** BEGIN SUPPLIED ENTRIES **

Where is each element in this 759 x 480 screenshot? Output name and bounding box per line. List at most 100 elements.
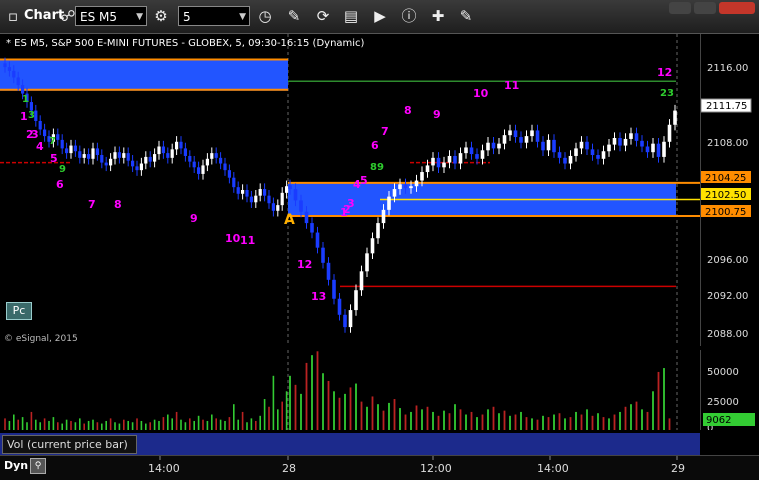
candle-body — [161, 146, 165, 154]
candle-body — [16, 77, 20, 86]
volume-bar — [167, 414, 169, 430]
candle-body — [563, 157, 567, 164]
template-icon[interactable]: ▤ — [341, 6, 361, 26]
crosshair-icon[interactable]: ✚ — [428, 6, 448, 26]
candle-body — [227, 170, 231, 178]
zoom-icon[interactable]: ⚲ — [30, 458, 46, 474]
volume-bar — [635, 401, 638, 430]
volume-bar — [87, 420, 90, 430]
play-icon[interactable]: ▶ — [370, 6, 390, 26]
volume-bar — [61, 423, 63, 430]
volume-bar — [215, 418, 217, 430]
candle-body — [359, 271, 364, 291]
count-label: 10 — [225, 232, 241, 245]
volume-bar — [162, 417, 165, 430]
volume-bar — [259, 415, 261, 430]
volume-bar — [437, 415, 440, 430]
candle-body — [188, 155, 192, 162]
time-tick: 29 — [671, 462, 685, 475]
candle-body — [458, 153, 463, 164]
volume-bar — [175, 411, 178, 430]
volume-bar — [233, 404, 235, 430]
volume-bar — [105, 420, 107, 430]
count-label: 10 — [473, 87, 489, 100]
setup-count-label: 89 — [370, 162, 384, 173]
hint-icon[interactable]: ⓘ — [399, 6, 419, 26]
volume-bar — [255, 420, 257, 430]
candle-body — [387, 196, 391, 210]
count-label: 8 — [114, 198, 122, 211]
time-axis: 14:00 28 12:00 14:00 29 — [0, 455, 759, 480]
candle-body — [315, 232, 320, 248]
volume-bar — [118, 423, 121, 430]
volume-bar — [189, 418, 191, 430]
count-label: 5 — [50, 152, 58, 165]
price-chart[interactable]: 1234567 8910 1112131234 5678 91011121379 8923… — [0, 34, 700, 346]
count-label: 7 — [381, 125, 389, 138]
candle-body — [43, 129, 47, 137]
setup-count-label: 23 — [660, 88, 674, 99]
volume-bar — [250, 418, 253, 430]
interval-select[interactable]: 5 ▼ — [178, 6, 250, 26]
count-label: 5 — [360, 174, 368, 187]
edit-icon[interactable]: ✎ — [456, 6, 476, 26]
candle-body — [475, 154, 479, 159]
volume-bar — [277, 409, 279, 430]
close-button[interactable] — [719, 2, 755, 14]
candle-body — [343, 314, 347, 328]
volume-bar — [145, 423, 147, 430]
candle-body — [486, 142, 490, 151]
candle-body — [87, 154, 91, 159]
candle-body — [21, 85, 25, 94]
setup-count-label: 1 — [22, 94, 29, 105]
candle-body — [258, 189, 262, 196]
candle-body — [126, 153, 130, 161]
maximize-button[interactable] — [694, 2, 716, 14]
volume-bar — [569, 417, 572, 430]
pc-button[interactable]: Pc — [6, 302, 32, 320]
volume-chart[interactable] — [0, 350, 700, 430]
level-lower-label: 2100.75 — [705, 207, 746, 218]
candle-body — [153, 154, 157, 162]
volume-bar — [74, 422, 77, 430]
volume-bar — [127, 420, 129, 430]
volume-bar — [83, 423, 85, 430]
candle-body — [249, 196, 253, 203]
volume-bar — [668, 418, 671, 430]
volume-bar — [211, 414, 213, 430]
volume-study-label[interactable]: Vol (current price bar) — [2, 435, 137, 454]
symbol-select[interactable]: ES M5 ▼ — [75, 6, 147, 26]
volume-bar — [193, 420, 195, 430]
count-label: 6 — [56, 178, 64, 191]
price-tick: 2096.00 — [707, 255, 748, 266]
candle-body — [95, 148, 99, 156]
toolbar: ▫ Chart ☍ ES M5 ▼ ⚙ 5 ▼ ◷ ✎ ⟳ ▤ ▶ ⓘ ✚ ✎ — [0, 0, 759, 34]
volume-bar — [432, 411, 434, 430]
volume-bar — [652, 391, 654, 430]
candle-body — [232, 177, 236, 188]
count-label: 11 — [240, 234, 255, 247]
refresh-icon[interactable]: ⟳ — [313, 6, 333, 26]
pencil-icon[interactable]: ✎ — [284, 6, 304, 26]
volume-bar — [542, 415, 544, 430]
candle-body — [425, 165, 430, 173]
volume-bar — [509, 415, 511, 430]
volume-bar — [13, 414, 15, 430]
volume-bar — [327, 380, 330, 430]
volume-bar — [487, 409, 489, 430]
candle-body — [38, 120, 42, 130]
volume-bar — [525, 417, 528, 430]
volume-bar — [630, 404, 632, 430]
minimize-button[interactable] — [669, 2, 691, 14]
volume-bar — [17, 419, 19, 430]
candle-body — [469, 147, 474, 155]
volume-bar — [371, 396, 374, 430]
candle-body — [464, 147, 468, 154]
price-tick: 2092.00 — [707, 291, 748, 302]
candle-body — [276, 205, 280, 211]
candle-body — [293, 189, 298, 201]
settings-gear-icon[interactable]: ⚙ — [151, 6, 171, 26]
clock-icon[interactable]: ◷ — [255, 6, 275, 26]
volume-bar — [237, 419, 239, 430]
price-tick: 2108.00 — [707, 138, 748, 149]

** END SUPPLIED ENTRIES **

## WHAT THE TASK ASKS
Report every line in the items above that contains the string "button", copying each line in full. Case counts.

## OUTPUT BELOW
close-button[interactable] — [719, 2, 755, 14]
maximize-button[interactable] — [694, 2, 716, 14]
pc-button[interactable]: Pc — [6, 302, 32, 320]
minimize-button[interactable] — [669, 2, 691, 14]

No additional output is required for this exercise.